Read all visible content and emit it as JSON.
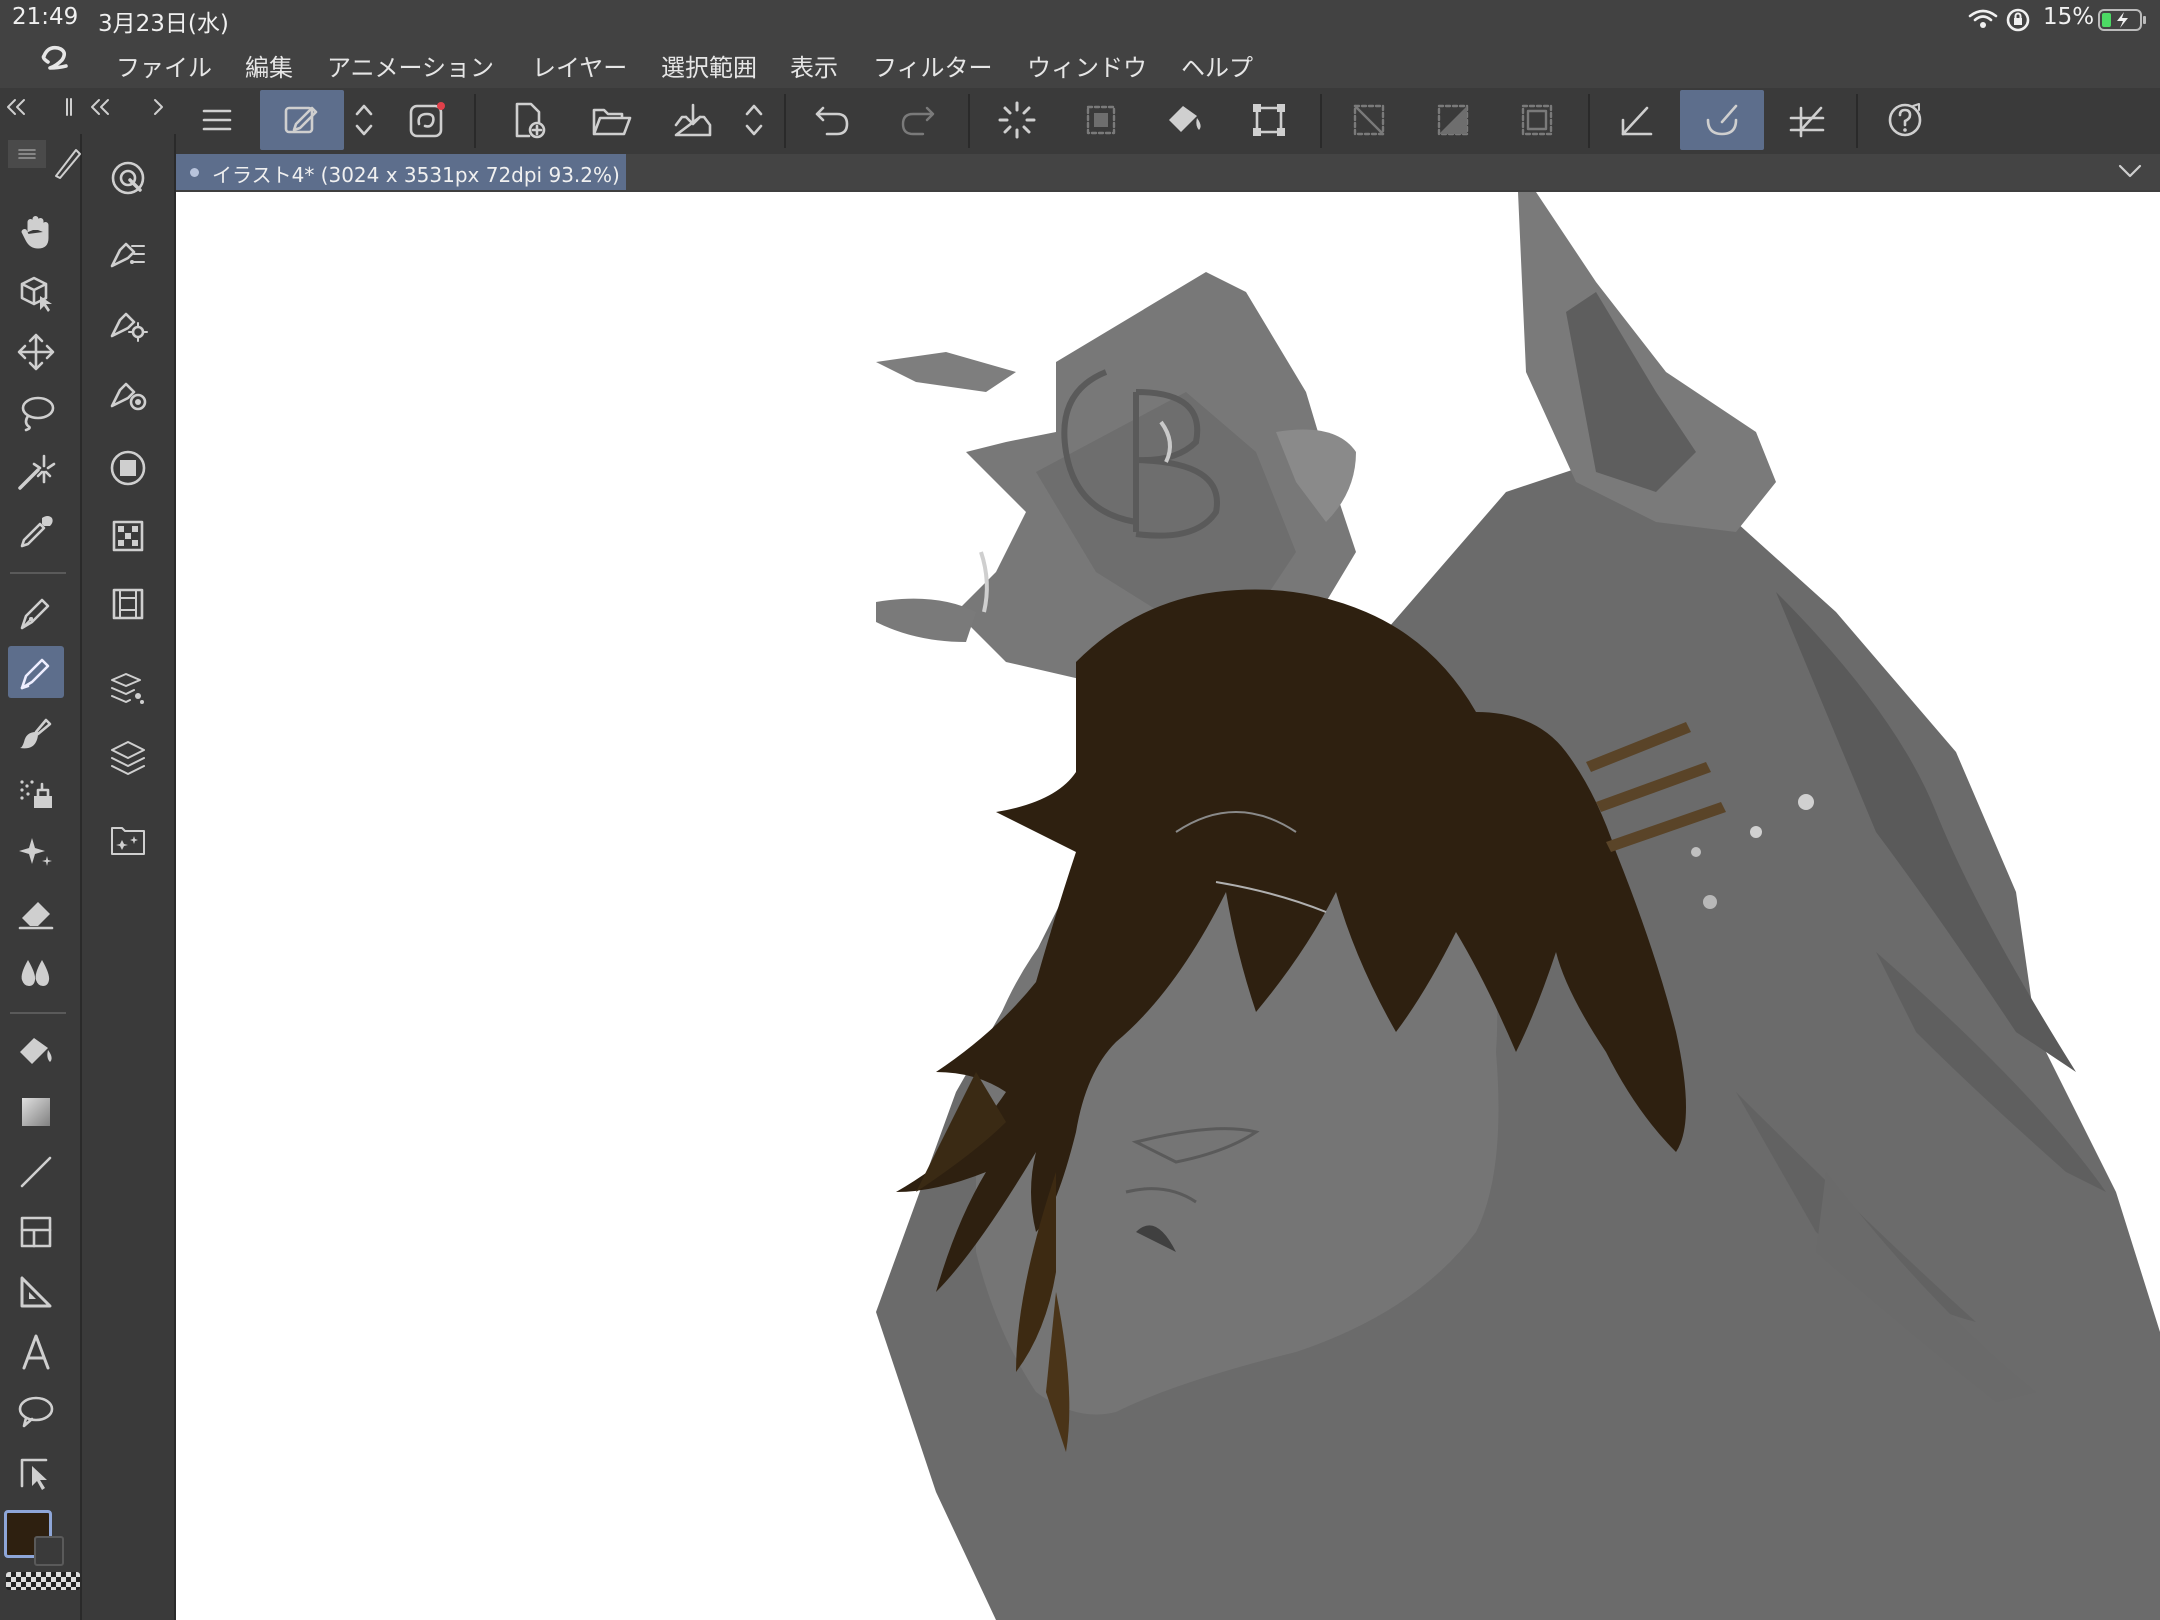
{
  "status": {
    "time": "21:49",
    "date": "3月23日(水)",
    "battery": "15%"
  },
  "menu": {
    "items": [
      "ファイル",
      "編集",
      "アニメーション",
      "レイヤー",
      "選択範囲",
      "表示",
      "フィルター",
      "ウィンドウ",
      "ヘルプ"
    ]
  },
  "document": {
    "tab_label": "イラスト4* (3024 x 3531px 72dpi 93.2%)"
  },
  "colors": {
    "main_color": "#2e2010",
    "sub_color": "#3a3a3a",
    "accent": "#5d6e8c"
  },
  "toolbar": {
    "icons": [
      "menu-icon",
      "brush-size-toggle-icon",
      "stabilizer-icon",
      "new-file-icon",
      "open-file-icon",
      "save-icon",
      "undo-icon",
      "redo-icon",
      "loading-spinner-icon",
      "select-all-icon",
      "fill-icon",
      "transform-icon",
      "clear-selection-icon",
      "invert-selection-icon",
      "show-selection-area-icon",
      "snap-to-ruler-icon",
      "snap-to-special-ruler-icon",
      "snap-to-grid-icon",
      "help-icon"
    ]
  },
  "tools": {
    "selected": "pen",
    "icons": [
      "hand-icon",
      "3d-move-icon",
      "move-icon",
      "lasso-select-icon",
      "magic-wand-icon",
      "eyedropper-icon",
      "pen-icon",
      "pencil-icon",
      "brush-icon",
      "airbrush-icon",
      "decoration-icon",
      "eraser-icon",
      "blend-icon",
      "fill-icon",
      "gradient-icon",
      "line-icon",
      "frame-icon",
      "ruler-icon",
      "text-icon",
      "speech-balloon-icon",
      "correct-line-icon"
    ]
  }
}
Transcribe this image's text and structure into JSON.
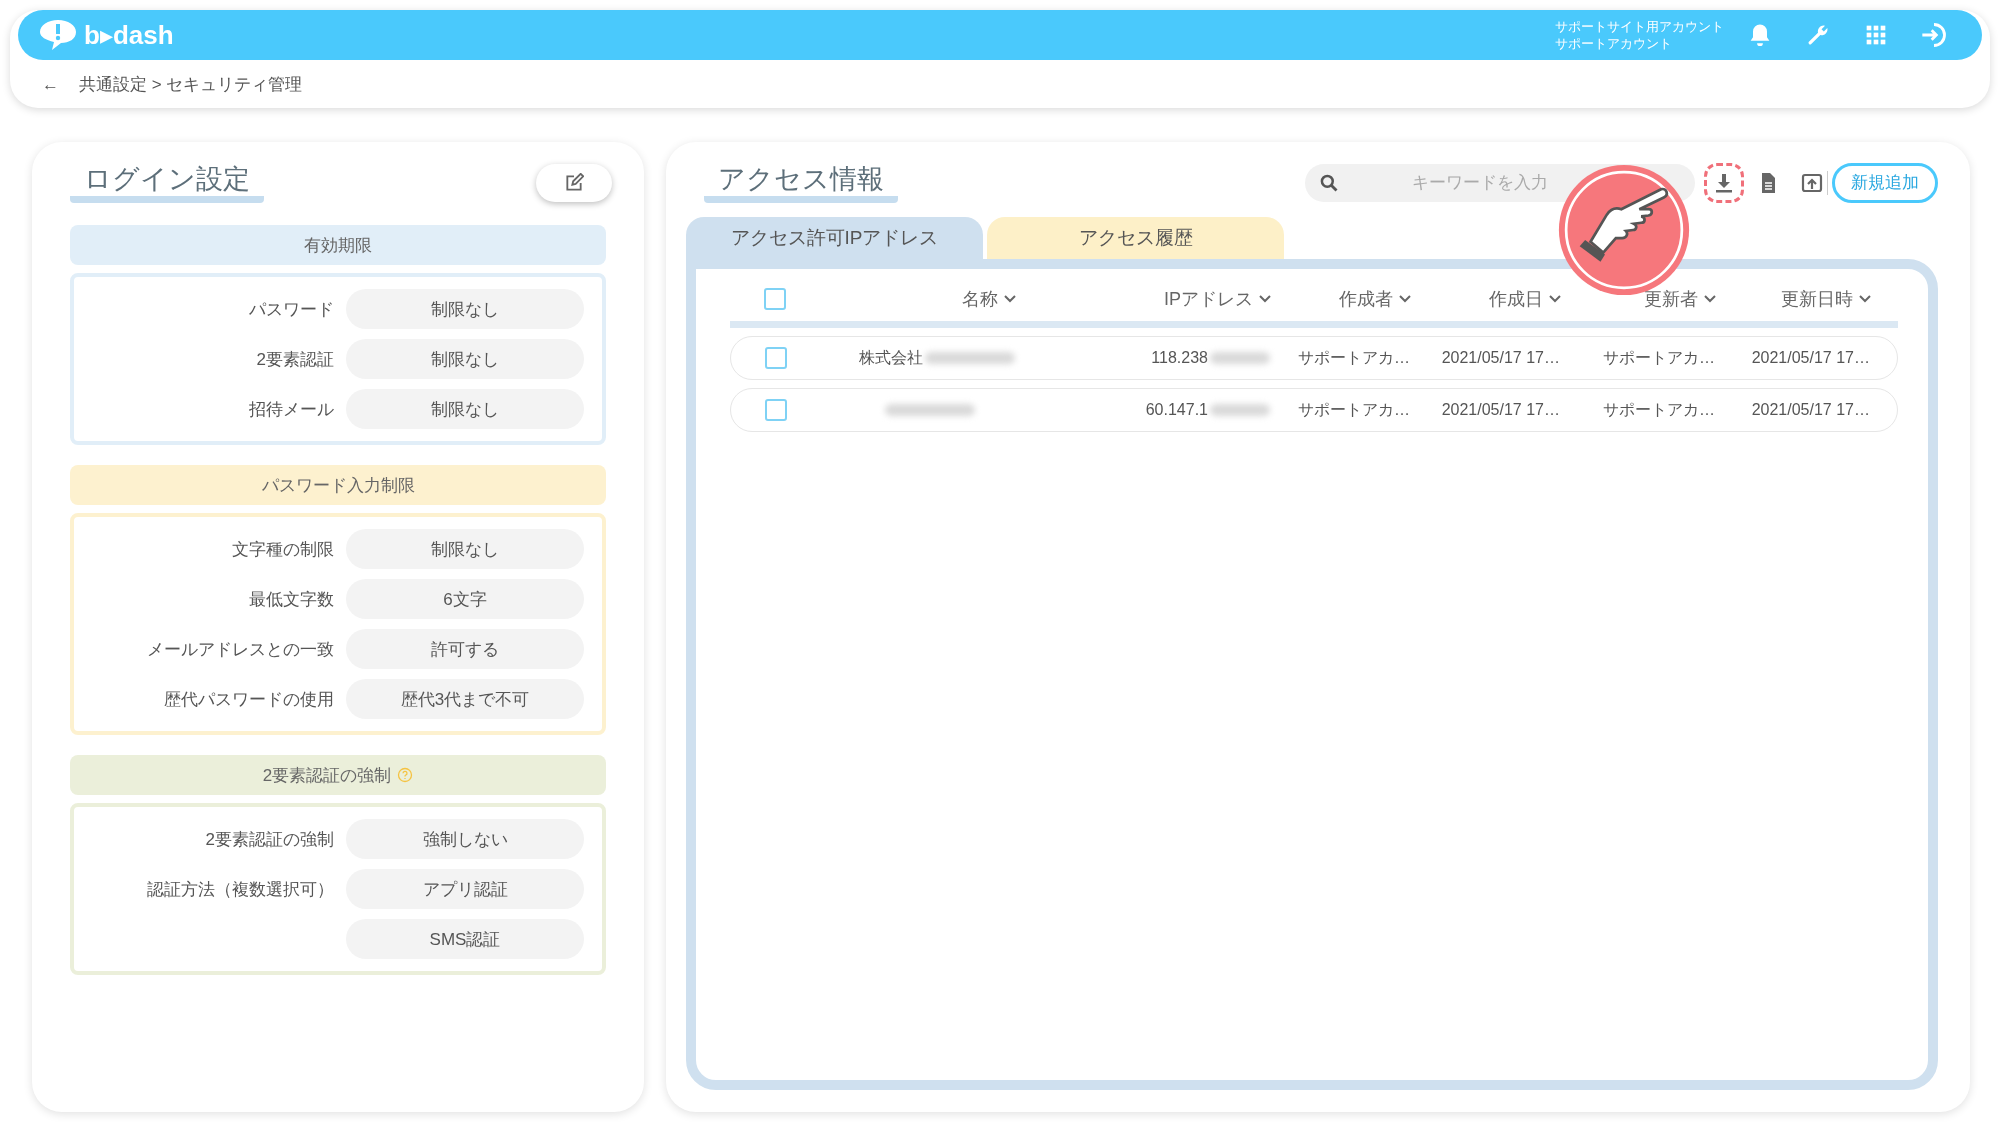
{
  "header": {
    "logo": "b▸dash",
    "account_lines": [
      "サポートサイト用アカウント",
      "サポートアカウント"
    ],
    "icons": [
      {
        "kind": "bell"
      },
      {
        "kind": "wrench"
      },
      {
        "kind": "grid"
      },
      {
        "kind": "logout"
      }
    ]
  },
  "breadcrumb": {
    "back": "←",
    "path": "共通設定 > セキュリティ管理"
  },
  "login_settings": {
    "title": "ログイン設定",
    "sections": [
      {
        "title": "有効期限",
        "color": "#e1eef8",
        "help": false,
        "rows": [
          {
            "label": "パスワード",
            "value": "制限なし"
          },
          {
            "label": "2要素認証",
            "value": "制限なし"
          },
          {
            "label": "招待メール",
            "value": "制限なし"
          }
        ]
      },
      {
        "title": "パスワード入力制限",
        "color": "#fdf1cf",
        "help": false,
        "rows": [
          {
            "label": "文字種の制限",
            "value": "制限なし"
          },
          {
            "label": "最低文字数",
            "value": "6文字"
          },
          {
            "label": "メールアドレスとの一致",
            "value": "許可する"
          },
          {
            "label": "歴代パスワードの使用",
            "value": "歴代3代まで不可"
          }
        ]
      },
      {
        "title": "2要素認証の強制",
        "color": "#ebefda",
        "help": true,
        "rows": [
          {
            "label": "2要素認証の強制",
            "value": "強制しない"
          },
          {
            "label": "認証方法（複数選択可）",
            "value": "アプリ認証"
          },
          {
            "value": "SMS認証"
          }
        ]
      }
    ]
  },
  "access_info": {
    "title": "アクセス情報",
    "search": {
      "placeholder": "キーワードを入力"
    },
    "toolbar": [
      {
        "kind": "download",
        "highlighted": true
      },
      {
        "kind": "document",
        "highlighted": false
      },
      {
        "kind": "export",
        "highlighted": false
      }
    ],
    "add_button": "新規追加",
    "tabs": [
      {
        "label": "アクセス許可IPアドレス",
        "selected": true
      },
      {
        "label": "アクセス履歴",
        "selected": false
      }
    ],
    "select_all": {
      "checked": false
    },
    "columns": [
      {
        "label": "名称"
      },
      {
        "label": "IPアドレス"
      },
      {
        "label": "作成者"
      },
      {
        "label": "作成日"
      },
      {
        "label": "更新者"
      },
      {
        "label": "更新日時"
      }
    ],
    "rows": [
      {
        "checked": false,
        "cells": [
          "株式会社",
          "118.238",
          "サポートアカ…",
          "2021/05/17 17…",
          "サポートアカ…",
          "2021/05/17 17…"
        ]
      },
      {
        "checked": false,
        "cells": [
          null,
          "60.147.1",
          "サポートアカ…",
          "2021/05/17 17…",
          "サポートアカ…",
          "2021/05/17 17…"
        ]
      }
    ]
  }
}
◇ ◇ ◇ ◇
# EXERCISE PROMPT
In your copy, repeat each record exactly and include no pictures.

# RESULT OF THE TASK
Read all visible content and emit it as JSON.
{
  "status": {
    "time": "21:49",
    "date": "3月23日(水)",
    "battery": "15%"
  },
  "menu": {
    "items": [
      "ファイル",
      "編集",
      "アニメーション",
      "レイヤー",
      "選択範囲",
      "表示",
      "フィルター",
      "ウィンドウ",
      "ヘルプ"
    ]
  },
  "document": {
    "tab_label": "イラスト4* (3024 x 3531px 72dpi 93.2%)"
  },
  "colors": {
    "main_color": "#2e2010",
    "sub_color": "#3a3a3a",
    "accent": "#5d6e8c"
  },
  "toolbar": {
    "icons": [
      "menu-icon",
      "brush-size-toggle-icon",
      "stabilizer-icon",
      "new-file-icon",
      "open-file-icon",
      "save-icon",
      "undo-icon",
      "redo-icon",
      "loading-spinner-icon",
      "select-all-icon",
      "fill-icon",
      "transform-icon",
      "clear-selection-icon",
      "invert-selection-icon",
      "show-selection-area-icon",
      "snap-to-ruler-icon",
      "snap-to-special-ruler-icon",
      "snap-to-grid-icon",
      "help-icon"
    ]
  },
  "tools": {
    "selected": "pen",
    "icons": [
      "hand-icon",
      "3d-move-icon",
      "move-icon",
      "lasso-select-icon",
      "magic-wand-icon",
      "eyedropper-icon",
      "pen-icon",
      "pencil-icon",
      "brush-icon",
      "airbrush-icon",
      "decoration-icon",
      "eraser-icon",
      "blend-icon",
      "fill-icon",
      "gradient-icon",
      "line-icon",
      "frame-icon",
      "ruler-icon",
      "text-icon",
      "speech-balloon-icon",
      "correct-line-icon"
    ]
  }
}
Transcribe this image's text and structure into JSON.
{
  "header": {
    "logo": "b▸dash",
    "account_lines": [
      "サポートサイト用アカウント",
      "サポートアカウント"
    ],
    "icons": [
      {
        "kind": "bell"
      },
      {
        "kind": "wrench"
      },
      {
        "kind": "grid"
      },
      {
        "kind": "logout"
      }
    ]
  },
  "breadcrumb": {
    "back": "←",
    "path": "共通設定 > セキュリティ管理"
  },
  "login_settings": {
    "title": "ログイン設定",
    "sections": [
      {
        "title": "有効期限",
        "color": "#e1eef8",
        "help": false,
        "rows": [
          {
            "label": "パスワード",
            "value": "制限なし"
          },
          {
            "label": "2要素認証",
            "value": "制限なし"
          },
          {
            "label": "招待メール",
            "value": "制限なし"
          }
        ]
      },
      {
        "title": "パスワード入力制限",
        "color": "#fdf1cf",
        "help": false,
        "rows": [
          {
            "label": "文字種の制限",
            "value": "制限なし"
          },
          {
            "label": "最低文字数",
            "value": "6文字"
          },
          {
            "label": "メールアドレスとの一致",
            "value": "許可する"
          },
          {
            "label": "歴代パスワードの使用",
            "value": "歴代3代まで不可"
          }
        ]
      },
      {
        "title": "2要素認証の強制",
        "color": "#ebefda",
        "help": true,
        "rows": [
          {
            "label": "2要素認証の強制",
            "value": "強制しない"
          },
          {
            "label": "認証方法（複数選択可）",
            "value": "アプリ認証"
          },
          {
            "value": "SMS認証"
          }
        ]
      }
    ]
  },
  "access_info": {
    "title": "アクセス情報",
    "search": {
      "placeholder": "キーワードを入力"
    },
    "toolbar": [
      {
        "kind": "download",
        "highlighted": true
      },
      {
        "kind": "document",
        "highlighted": false
      },
      {
        "kind": "export",
        "highlighted": false
      }
    ],
    "add_button": "新規追加",
    "tabs": [
      {
        "label": "アクセス許可IPアドレス",
        "selected": true
      },
      {
        "label": "アクセス履歴",
        "selected": false
      }
    ],
    "select_all": {
      "checked": false
    },
    "columns": [
      {
        "label": "名称"
      },
      {
        "label": "IPアドレス"
      },
      {
        "label": "作成者"
      },
      {
        "label": "作成日"
      },
      {
        "label": "更新者"
      },
      {
        "label": "更新日時"
      }
    ],
    "rows": [
      {
        "checked": false,
        "cells": [
          "株式会社",
          "118.238",
          "サポートアカ…",
          "2021/05/17 17…",
          "サポートアカ…",
          "2021/05/17 17…"
        ]
      },
      {
        "checked": false,
        "cells": [
          null,
          "60.147.1",
          "サポートアカ…",
          "2021/05/17 17…",
          "サポートアカ…",
          "2021/05/17 17…"
        ]
      }
    ]
  }
}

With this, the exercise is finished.